PROMPT - Identify every line containing the word "este" and reproduce each one.

INFORMATION PROVIDED -
* * *
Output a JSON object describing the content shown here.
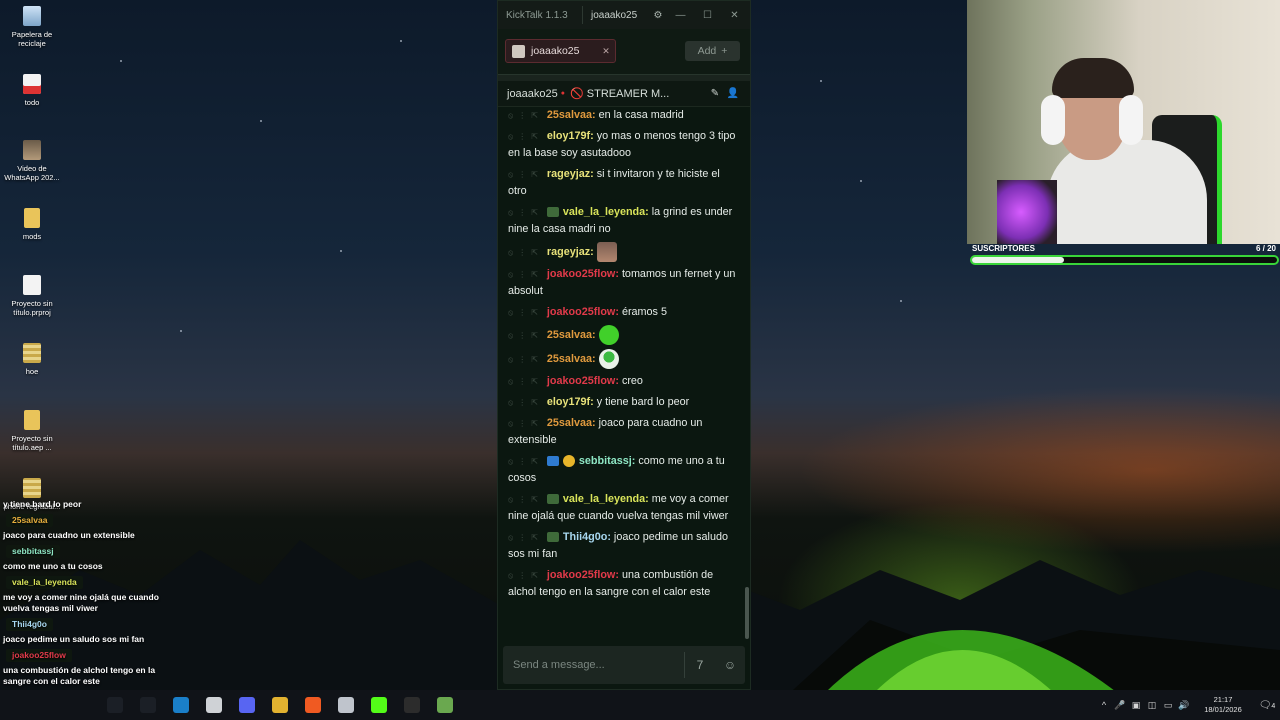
{
  "desktop": {
    "icons": [
      {
        "label": "Papelera de reciclaje",
        "icon": "recycle-bin-icon"
      },
      {
        "label": "todo",
        "icon": "document-icon"
      },
      {
        "label": "Video de WhatsApp 202...",
        "icon": "video-file-icon"
      },
      {
        "label": "mods",
        "icon": "folder-icon"
      },
      {
        "label": "Proyecto sin título.prproj",
        "icon": "document-icon"
      },
      {
        "label": "hoe",
        "icon": "archive-icon"
      },
      {
        "label": "Proyecto sin título.aep ...",
        "icon": "folder-icon"
      },
      {
        "label": "phone regrabal...",
        "icon": "archive-icon"
      }
    ]
  },
  "kicktalk": {
    "app_title": "KickTalk 1.1.3",
    "user": "joaaako25",
    "tab": {
      "label": "joaaako25",
      "close": "✕"
    },
    "add_label": "Add",
    "channel": {
      "name": "joaaako25",
      "title": "🚫 STREAMER M..."
    },
    "input_placeholder": "Send a message...",
    "messages": [
      {
        "user": "25salvaa",
        "color": "#e09a3e",
        "text": "en la casa madrid",
        "badge": ""
      },
      {
        "user": "eloy179f",
        "color": "#e8e27a",
        "text": "yo mas o menos tengo 3 tipo en la base soy asutadooo",
        "badge": ""
      },
      {
        "user": "rageyjaz",
        "color": "#e8e27a",
        "text": "si t invitaron y te hiciste el otro",
        "badge": ""
      },
      {
        "user": "vale_la_leyenda",
        "color": "#d9e45a",
        "text": "la grind es under nine la casa madri no",
        "badge": "frog"
      },
      {
        "user": "rageyjaz",
        "color": "#e8e27a",
        "text": "",
        "badge": "",
        "emote": "face"
      },
      {
        "user": "joakoo25flow",
        "color": "#e23a4a",
        "text": "tomamos un fernet y un absolut",
        "badge": ""
      },
      {
        "user": "joakoo25flow",
        "color": "#e23a4a",
        "text": "éramos 5",
        "badge": ""
      },
      {
        "user": "25salvaa",
        "color": "#e09a3e",
        "text": "",
        "badge": "",
        "emote": "green"
      },
      {
        "user": "25salvaa",
        "color": "#e09a3e",
        "text": "",
        "badge": "",
        "emote": "ghost"
      },
      {
        "user": "joakoo25flow",
        "color": "#e23a4a",
        "text": "creo",
        "badge": ""
      },
      {
        "user": "eloy179f",
        "color": "#e8e27a",
        "text": "y tiene bard lo peor",
        "badge": ""
      },
      {
        "user": "25salvaa",
        "color": "#e09a3e",
        "text": "joaco para cuadno un extensible",
        "badge": ""
      },
      {
        "user": "sebbitassj",
        "color": "#8ee6c4",
        "text": "como me uno a tu cosos",
        "badge": "mod-coin"
      },
      {
        "user": "vale_la_leyenda",
        "color": "#d9e45a",
        "text": "me voy a comer nine ojalá que cuando vuelva tengas mil viwer",
        "badge": "frog"
      },
      {
        "user": "Thii4g0o",
        "color": "#a8d8f0",
        "text": "joaco pedime un saludo sos mi fan",
        "badge": "frog"
      },
      {
        "user": "joakoo25flow",
        "color": "#e23a4a",
        "text": "una combustión de alchol tengo en la sangre con el calor este",
        "badge": ""
      }
    ]
  },
  "webcam": {
    "sub_label": "SUSCRIPTORES",
    "sub_count": "6 / 20",
    "sub_progress": 0.3
  },
  "overlay": {
    "lines": [
      {
        "type": "text",
        "value": "y tiene bard lo peor"
      },
      {
        "type": "name",
        "value": "25salvaa",
        "color": "#e8b03e"
      },
      {
        "type": "text",
        "value": "joaco para cuadno un extensible"
      },
      {
        "type": "name",
        "value": "sebbitassj",
        "color": "#8ee6c4"
      },
      {
        "type": "text",
        "value": "como me uno a tu cosos"
      },
      {
        "type": "name",
        "value": "vale_la_leyenda",
        "color": "#d9e45a"
      },
      {
        "type": "text",
        "value": "me voy a comer nine ojalá que cuando vuelva tengas mil viwer"
      },
      {
        "type": "name",
        "value": "Thii4g0o",
        "color": "#a8d8f0"
      },
      {
        "type": "text",
        "value": "joaco pedime un saludo sos mi fan"
      },
      {
        "type": "name",
        "value": "joakoo25flow",
        "color": "#e23a4a"
      },
      {
        "type": "text",
        "value": "una combustión de alchol tengo en la sangre con el calor este"
      }
    ]
  },
  "taskbar": {
    "apps": [
      {
        "name": "start-icon",
        "color": "#1b1f26"
      },
      {
        "name": "search-icon",
        "color": "#1b1f26"
      },
      {
        "name": "edge-icon",
        "color": "#1a7fc9"
      },
      {
        "name": "explorer-icon",
        "color": "#cfd2d6"
      },
      {
        "name": "discord-icon",
        "color": "#5865f2"
      },
      {
        "name": "chrome-icon",
        "color": "#e2b230"
      },
      {
        "name": "brave-icon",
        "color": "#f05a22"
      },
      {
        "name": "search-tool-icon",
        "color": "#bfc4cc"
      },
      {
        "name": "kick-icon",
        "color": "#53fc18"
      },
      {
        "name": "obs-icon",
        "color": "#2c2c2c"
      },
      {
        "name": "minecraft-icon",
        "color": "#6aa84f"
      }
    ],
    "time": "21:17",
    "date": "18/01/2026",
    "notifications": "4"
  }
}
* * *
FULL SOLUTION -
        "text": "una combustión de alchol tengo en la sangre con el calor este",
        "value": "una combustión de alchol tengo en la sangre con el calor este"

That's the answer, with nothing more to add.